Excerpted text START

What makes an investment compelling for you? Is there something in particular that makes an investment more compelling than not?
There are all the things that people talk about: traction, the team’s experience, potential, etc. I think those things are all really important, but the thing that might be underappreciated is that core insight. Sometimes the founders don’t understand what the core insight is. There is nothing quite as exciting as sitting with a founder and discovering together what actually makes them special. And oftentimes that core insight can be communicated in a paragraph or it could take a lifetime to get there. For me, that’s what I’m looking for that. It’s going to be in areas where I have enough preconceived notions that someone could surprise me.
What is the number one red flag for you that would make you pass on an investment?
The moment I feel like I can’t trust someone is probably the number one reason why. When it’s close or we thought we should have invested, that tends to be the number one surprising thing about most folks that we pass on. Investing in a company is not something you take lightly. We take it very seriously and it’s a relationship we take very seriously as well.
What separates the great founders who get an investment from you vs. the good founders who don’t quite make the cut?

Excerpted text END
Data under study START

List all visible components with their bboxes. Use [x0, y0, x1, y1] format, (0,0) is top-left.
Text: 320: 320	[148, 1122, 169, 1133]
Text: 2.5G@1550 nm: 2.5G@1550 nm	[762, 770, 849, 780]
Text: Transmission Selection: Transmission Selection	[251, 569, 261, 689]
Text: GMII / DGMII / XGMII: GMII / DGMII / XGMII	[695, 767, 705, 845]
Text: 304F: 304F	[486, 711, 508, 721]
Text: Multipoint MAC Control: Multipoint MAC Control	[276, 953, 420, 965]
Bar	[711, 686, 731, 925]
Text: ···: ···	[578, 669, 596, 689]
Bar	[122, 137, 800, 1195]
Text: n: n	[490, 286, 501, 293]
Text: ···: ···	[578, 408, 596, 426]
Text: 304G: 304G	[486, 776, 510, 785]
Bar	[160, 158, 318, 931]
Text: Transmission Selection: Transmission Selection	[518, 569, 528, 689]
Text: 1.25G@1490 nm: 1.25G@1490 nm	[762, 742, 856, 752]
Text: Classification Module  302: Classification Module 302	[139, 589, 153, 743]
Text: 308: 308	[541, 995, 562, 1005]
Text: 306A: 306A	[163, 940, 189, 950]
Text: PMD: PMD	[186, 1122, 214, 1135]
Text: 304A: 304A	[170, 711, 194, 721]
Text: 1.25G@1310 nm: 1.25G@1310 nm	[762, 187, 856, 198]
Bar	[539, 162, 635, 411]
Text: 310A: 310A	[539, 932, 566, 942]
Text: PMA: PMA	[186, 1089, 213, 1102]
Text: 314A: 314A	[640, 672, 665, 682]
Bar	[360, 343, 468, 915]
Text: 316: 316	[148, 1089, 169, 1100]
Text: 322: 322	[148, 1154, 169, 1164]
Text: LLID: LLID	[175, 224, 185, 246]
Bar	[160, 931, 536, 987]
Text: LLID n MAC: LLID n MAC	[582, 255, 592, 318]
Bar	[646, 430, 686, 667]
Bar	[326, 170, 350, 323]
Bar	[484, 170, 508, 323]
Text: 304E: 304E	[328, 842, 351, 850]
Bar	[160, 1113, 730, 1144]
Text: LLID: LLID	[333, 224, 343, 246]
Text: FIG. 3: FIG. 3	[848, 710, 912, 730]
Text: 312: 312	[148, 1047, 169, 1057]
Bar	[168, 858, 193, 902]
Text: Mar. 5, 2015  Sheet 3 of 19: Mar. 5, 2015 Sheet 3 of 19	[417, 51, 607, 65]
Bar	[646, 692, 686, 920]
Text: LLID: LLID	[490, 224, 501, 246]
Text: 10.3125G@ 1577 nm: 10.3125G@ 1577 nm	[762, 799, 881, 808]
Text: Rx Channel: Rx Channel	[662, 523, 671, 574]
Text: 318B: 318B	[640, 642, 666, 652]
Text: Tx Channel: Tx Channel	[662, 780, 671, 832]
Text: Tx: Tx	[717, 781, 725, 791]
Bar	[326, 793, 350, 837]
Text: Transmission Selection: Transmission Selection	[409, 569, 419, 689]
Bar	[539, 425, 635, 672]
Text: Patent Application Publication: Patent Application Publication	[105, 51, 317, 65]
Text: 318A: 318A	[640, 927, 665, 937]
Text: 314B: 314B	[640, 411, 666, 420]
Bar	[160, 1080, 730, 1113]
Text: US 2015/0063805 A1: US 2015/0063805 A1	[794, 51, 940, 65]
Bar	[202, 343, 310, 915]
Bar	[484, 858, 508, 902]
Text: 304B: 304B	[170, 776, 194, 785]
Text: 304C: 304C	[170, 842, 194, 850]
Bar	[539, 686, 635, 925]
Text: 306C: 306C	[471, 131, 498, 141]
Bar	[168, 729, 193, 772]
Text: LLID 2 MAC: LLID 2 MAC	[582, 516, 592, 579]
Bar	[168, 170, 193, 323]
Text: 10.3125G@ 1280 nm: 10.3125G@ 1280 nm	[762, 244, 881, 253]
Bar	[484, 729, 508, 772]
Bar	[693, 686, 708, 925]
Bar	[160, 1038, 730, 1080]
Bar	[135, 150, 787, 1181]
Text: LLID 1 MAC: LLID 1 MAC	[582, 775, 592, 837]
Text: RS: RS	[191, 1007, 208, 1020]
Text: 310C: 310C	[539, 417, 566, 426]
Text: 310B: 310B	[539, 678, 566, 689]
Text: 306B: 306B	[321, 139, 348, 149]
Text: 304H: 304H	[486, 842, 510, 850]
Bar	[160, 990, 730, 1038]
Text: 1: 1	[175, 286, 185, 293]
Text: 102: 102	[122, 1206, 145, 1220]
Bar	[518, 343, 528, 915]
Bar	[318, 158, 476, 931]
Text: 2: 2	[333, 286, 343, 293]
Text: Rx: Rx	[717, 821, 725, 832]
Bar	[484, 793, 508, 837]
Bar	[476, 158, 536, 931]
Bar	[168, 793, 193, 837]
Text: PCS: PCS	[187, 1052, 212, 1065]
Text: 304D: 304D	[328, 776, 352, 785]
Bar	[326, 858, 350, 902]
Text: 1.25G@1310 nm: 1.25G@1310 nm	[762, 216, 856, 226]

Data under study END

Study questions:
1. In the interview excerpt, condense the paragraph beginning "The moment I feel like I can't trust someone" into two sentences that keep its main points.
2. Translate this sentence from the interview excerpt into Spanish: "Investing in a company is not something you take lightly."

Solutions to the problems:
1. Feeling unable to trust someone is probably the top reason for passing on an investment, and it tends to be the most surprising factor when a pass was close or later seemed like a mistake. Investing in a company is never taken lightly, and both the decision and the resulting relationship are treated very seriously.

2. Invertir en una empresa no es algo que se tome a la ligera.